**Your objective:** Omit the pictures, then reproduce every remaining record exactly.

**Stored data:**
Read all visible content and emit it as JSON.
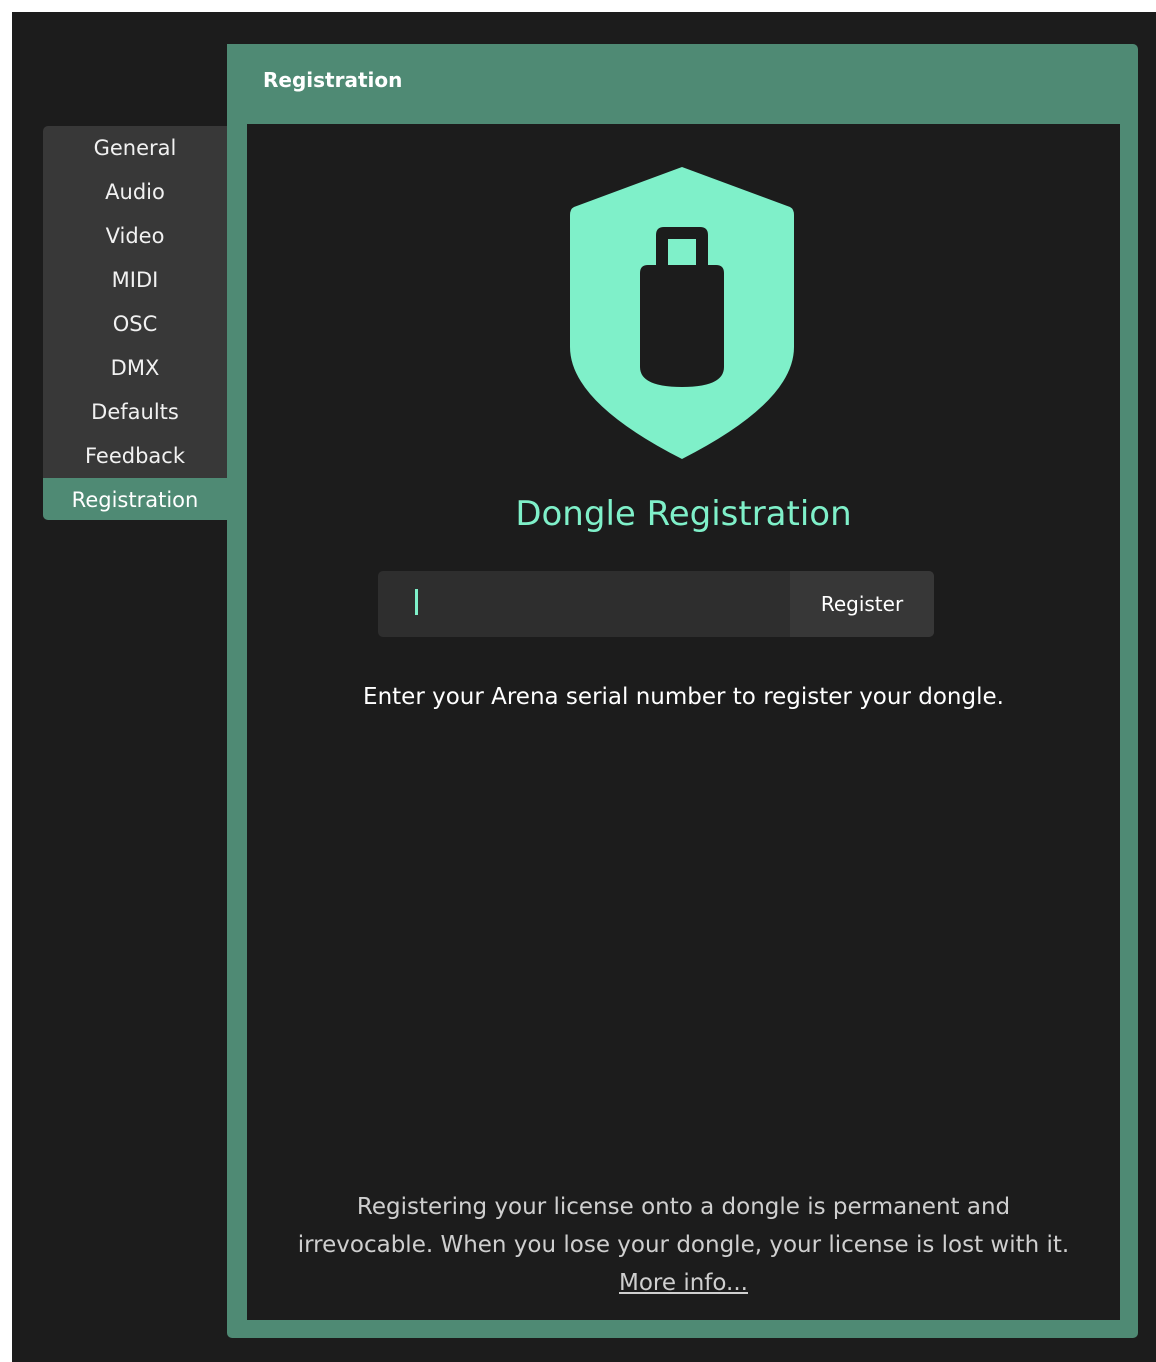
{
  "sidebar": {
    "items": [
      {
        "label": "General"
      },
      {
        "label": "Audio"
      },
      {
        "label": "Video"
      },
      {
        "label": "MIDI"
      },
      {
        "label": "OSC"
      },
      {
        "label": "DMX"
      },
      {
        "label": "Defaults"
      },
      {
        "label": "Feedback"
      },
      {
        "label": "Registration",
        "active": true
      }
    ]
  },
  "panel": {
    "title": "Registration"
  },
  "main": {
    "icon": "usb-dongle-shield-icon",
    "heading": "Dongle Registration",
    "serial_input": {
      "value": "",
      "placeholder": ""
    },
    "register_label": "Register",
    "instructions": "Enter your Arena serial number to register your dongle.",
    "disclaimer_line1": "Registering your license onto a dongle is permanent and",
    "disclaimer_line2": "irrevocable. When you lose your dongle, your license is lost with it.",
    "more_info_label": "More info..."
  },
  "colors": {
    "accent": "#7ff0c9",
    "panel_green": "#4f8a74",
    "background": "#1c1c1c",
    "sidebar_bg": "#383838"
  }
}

**Exercise output:**
Read all visible content and emit it as JSON.
{
  "sidebar": {
    "items": [
      {
        "label": "General"
      },
      {
        "label": "Audio"
      },
      {
        "label": "Video"
      },
      {
        "label": "MIDI"
      },
      {
        "label": "OSC"
      },
      {
        "label": "DMX"
      },
      {
        "label": "Defaults"
      },
      {
        "label": "Feedback"
      },
      {
        "label": "Registration",
        "active": true
      }
    ]
  },
  "panel": {
    "title": "Registration"
  },
  "main": {
    "icon": "usb-dongle-shield-icon",
    "heading": "Dongle Registration",
    "serial_input": {
      "value": "",
      "placeholder": ""
    },
    "register_label": "Register",
    "instructions": "Enter your Arena serial number to register your dongle.",
    "disclaimer_line1": "Registering your license onto a dongle is permanent and",
    "disclaimer_line2": "irrevocable. When you lose your dongle, your license is lost with it.",
    "more_info_label": "More info..."
  },
  "colors": {
    "accent": "#7ff0c9",
    "panel_green": "#4f8a74",
    "background": "#1c1c1c",
    "sidebar_bg": "#383838"
  }
}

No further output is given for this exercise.